▶ _MATERIAL FOR THIS EXERCISE_
╔══

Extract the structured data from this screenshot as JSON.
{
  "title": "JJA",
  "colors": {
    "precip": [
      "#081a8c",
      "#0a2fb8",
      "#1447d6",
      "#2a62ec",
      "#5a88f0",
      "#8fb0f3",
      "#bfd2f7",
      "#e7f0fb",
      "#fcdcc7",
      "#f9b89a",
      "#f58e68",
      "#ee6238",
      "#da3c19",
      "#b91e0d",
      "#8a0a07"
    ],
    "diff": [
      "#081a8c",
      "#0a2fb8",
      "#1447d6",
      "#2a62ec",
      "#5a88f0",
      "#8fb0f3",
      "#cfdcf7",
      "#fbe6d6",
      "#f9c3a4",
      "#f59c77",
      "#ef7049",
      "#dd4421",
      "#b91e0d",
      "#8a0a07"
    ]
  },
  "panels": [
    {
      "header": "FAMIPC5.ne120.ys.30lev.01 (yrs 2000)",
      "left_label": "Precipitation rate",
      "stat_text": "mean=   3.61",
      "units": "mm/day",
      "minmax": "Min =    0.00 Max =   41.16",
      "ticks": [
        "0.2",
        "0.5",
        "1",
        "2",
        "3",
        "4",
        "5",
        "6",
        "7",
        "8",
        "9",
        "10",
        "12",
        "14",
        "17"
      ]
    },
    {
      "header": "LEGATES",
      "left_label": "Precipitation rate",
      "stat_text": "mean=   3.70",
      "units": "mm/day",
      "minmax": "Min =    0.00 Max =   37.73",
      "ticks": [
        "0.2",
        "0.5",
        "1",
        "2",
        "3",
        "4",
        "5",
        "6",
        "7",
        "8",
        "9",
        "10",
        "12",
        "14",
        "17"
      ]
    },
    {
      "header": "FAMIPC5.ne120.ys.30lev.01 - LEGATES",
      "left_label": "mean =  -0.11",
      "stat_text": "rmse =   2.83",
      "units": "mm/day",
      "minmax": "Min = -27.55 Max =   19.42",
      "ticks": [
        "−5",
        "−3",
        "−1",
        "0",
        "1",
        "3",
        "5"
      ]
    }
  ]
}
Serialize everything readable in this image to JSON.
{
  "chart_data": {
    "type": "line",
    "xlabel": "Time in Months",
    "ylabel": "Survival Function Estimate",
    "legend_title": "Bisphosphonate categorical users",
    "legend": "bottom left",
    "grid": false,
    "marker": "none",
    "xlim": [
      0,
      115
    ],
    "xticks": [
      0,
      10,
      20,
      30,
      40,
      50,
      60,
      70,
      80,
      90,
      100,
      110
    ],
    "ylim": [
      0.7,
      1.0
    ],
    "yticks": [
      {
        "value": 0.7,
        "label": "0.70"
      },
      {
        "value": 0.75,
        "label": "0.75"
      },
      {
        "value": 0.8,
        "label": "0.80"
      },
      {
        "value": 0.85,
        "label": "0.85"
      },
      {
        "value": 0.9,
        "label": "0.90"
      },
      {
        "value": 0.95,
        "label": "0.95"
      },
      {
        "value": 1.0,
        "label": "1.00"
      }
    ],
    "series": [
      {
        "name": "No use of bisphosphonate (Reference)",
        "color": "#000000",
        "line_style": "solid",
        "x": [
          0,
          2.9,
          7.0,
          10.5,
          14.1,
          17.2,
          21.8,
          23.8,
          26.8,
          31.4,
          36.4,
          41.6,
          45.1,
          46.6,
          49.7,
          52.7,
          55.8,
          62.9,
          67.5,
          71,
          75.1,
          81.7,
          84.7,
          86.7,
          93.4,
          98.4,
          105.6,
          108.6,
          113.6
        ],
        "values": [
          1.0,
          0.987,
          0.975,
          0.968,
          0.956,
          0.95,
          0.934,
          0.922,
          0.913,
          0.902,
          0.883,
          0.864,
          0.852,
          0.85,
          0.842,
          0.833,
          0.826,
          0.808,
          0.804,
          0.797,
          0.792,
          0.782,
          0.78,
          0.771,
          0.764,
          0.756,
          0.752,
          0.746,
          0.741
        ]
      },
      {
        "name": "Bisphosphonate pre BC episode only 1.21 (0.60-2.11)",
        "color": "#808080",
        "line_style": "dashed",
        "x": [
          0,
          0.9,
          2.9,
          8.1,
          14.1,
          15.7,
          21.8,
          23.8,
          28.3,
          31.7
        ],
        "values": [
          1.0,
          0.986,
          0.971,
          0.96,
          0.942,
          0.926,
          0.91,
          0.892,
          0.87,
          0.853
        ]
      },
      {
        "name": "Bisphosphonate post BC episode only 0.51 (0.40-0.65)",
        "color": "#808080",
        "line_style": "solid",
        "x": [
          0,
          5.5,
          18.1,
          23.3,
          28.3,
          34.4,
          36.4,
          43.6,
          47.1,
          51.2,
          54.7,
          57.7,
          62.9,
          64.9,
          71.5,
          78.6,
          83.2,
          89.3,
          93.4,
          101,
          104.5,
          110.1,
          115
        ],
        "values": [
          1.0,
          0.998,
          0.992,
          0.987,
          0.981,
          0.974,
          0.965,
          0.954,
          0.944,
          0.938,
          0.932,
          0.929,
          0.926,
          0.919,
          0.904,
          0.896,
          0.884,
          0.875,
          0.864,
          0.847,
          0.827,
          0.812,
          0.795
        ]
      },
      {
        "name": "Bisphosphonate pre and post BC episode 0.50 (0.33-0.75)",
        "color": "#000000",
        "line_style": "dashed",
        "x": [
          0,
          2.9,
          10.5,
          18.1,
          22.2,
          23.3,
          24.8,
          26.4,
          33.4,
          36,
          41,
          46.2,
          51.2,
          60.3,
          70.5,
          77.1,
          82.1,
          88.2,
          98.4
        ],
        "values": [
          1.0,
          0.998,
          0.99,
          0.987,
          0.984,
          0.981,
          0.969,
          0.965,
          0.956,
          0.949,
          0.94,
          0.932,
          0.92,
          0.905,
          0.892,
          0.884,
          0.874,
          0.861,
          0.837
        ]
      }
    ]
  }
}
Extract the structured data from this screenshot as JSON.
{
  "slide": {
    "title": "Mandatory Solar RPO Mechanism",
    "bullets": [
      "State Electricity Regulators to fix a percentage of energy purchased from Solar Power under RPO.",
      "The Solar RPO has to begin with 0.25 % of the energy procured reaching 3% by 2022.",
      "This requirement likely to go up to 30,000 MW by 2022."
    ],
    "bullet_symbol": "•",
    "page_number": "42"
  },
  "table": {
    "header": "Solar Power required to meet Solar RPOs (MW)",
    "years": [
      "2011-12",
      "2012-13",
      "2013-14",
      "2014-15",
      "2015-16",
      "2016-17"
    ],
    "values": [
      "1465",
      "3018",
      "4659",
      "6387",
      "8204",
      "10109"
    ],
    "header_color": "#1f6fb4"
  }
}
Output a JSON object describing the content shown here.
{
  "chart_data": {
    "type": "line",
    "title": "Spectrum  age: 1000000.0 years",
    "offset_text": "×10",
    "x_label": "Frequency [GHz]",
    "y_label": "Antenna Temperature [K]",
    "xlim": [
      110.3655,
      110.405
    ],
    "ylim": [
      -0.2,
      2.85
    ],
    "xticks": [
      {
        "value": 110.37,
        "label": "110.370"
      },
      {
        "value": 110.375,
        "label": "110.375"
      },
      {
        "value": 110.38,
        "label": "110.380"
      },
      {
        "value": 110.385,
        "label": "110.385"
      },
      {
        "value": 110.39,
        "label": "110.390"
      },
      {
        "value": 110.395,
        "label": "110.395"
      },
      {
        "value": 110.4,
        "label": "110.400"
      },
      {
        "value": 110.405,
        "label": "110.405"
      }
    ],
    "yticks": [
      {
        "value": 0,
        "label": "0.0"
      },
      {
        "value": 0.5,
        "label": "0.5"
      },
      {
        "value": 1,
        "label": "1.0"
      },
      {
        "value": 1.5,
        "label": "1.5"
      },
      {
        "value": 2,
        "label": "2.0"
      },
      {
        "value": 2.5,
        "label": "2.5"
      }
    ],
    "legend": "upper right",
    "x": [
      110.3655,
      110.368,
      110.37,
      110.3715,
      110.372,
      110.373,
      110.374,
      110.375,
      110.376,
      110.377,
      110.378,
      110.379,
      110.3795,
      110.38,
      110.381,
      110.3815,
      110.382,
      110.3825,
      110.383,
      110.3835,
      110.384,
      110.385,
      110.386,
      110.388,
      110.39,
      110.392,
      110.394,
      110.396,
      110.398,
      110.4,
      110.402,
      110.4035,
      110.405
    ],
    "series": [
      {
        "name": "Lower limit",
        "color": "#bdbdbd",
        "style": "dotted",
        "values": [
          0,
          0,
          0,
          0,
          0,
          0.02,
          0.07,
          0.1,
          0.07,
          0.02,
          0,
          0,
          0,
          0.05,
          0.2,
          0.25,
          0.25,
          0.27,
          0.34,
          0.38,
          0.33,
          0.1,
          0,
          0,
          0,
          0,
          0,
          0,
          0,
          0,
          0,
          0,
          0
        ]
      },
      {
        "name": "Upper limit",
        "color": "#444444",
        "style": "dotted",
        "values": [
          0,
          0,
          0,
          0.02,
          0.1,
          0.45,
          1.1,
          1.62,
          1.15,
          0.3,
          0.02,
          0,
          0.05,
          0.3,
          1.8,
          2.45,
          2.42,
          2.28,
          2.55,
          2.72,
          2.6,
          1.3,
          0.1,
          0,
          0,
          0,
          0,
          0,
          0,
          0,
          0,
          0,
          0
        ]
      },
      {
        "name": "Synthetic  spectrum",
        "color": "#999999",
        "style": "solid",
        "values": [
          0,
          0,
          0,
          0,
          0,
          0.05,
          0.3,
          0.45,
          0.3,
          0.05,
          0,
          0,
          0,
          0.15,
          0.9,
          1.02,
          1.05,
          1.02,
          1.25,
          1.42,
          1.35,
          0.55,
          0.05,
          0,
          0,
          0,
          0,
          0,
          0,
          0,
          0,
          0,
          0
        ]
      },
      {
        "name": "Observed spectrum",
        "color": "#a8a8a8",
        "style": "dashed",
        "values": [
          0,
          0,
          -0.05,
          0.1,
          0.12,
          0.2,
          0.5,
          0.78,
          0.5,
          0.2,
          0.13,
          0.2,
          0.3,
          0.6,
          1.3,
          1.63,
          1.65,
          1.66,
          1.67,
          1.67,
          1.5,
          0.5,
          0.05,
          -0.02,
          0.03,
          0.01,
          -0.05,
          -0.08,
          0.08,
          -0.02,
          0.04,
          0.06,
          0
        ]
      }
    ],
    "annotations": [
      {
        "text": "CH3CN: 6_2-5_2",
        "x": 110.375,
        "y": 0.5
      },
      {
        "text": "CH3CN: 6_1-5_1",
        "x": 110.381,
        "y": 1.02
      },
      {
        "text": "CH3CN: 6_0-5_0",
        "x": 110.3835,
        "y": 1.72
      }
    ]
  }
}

╚══

▶ _TASK INSTRUCTIONS_
Gather each line of the records holding the string "LEGATES".

▶ _RESPONSE BELOW_
      "header": "LEGATES",
      "header": "FAMIPC5.ne120.ys.30lev.01 - LEGATES",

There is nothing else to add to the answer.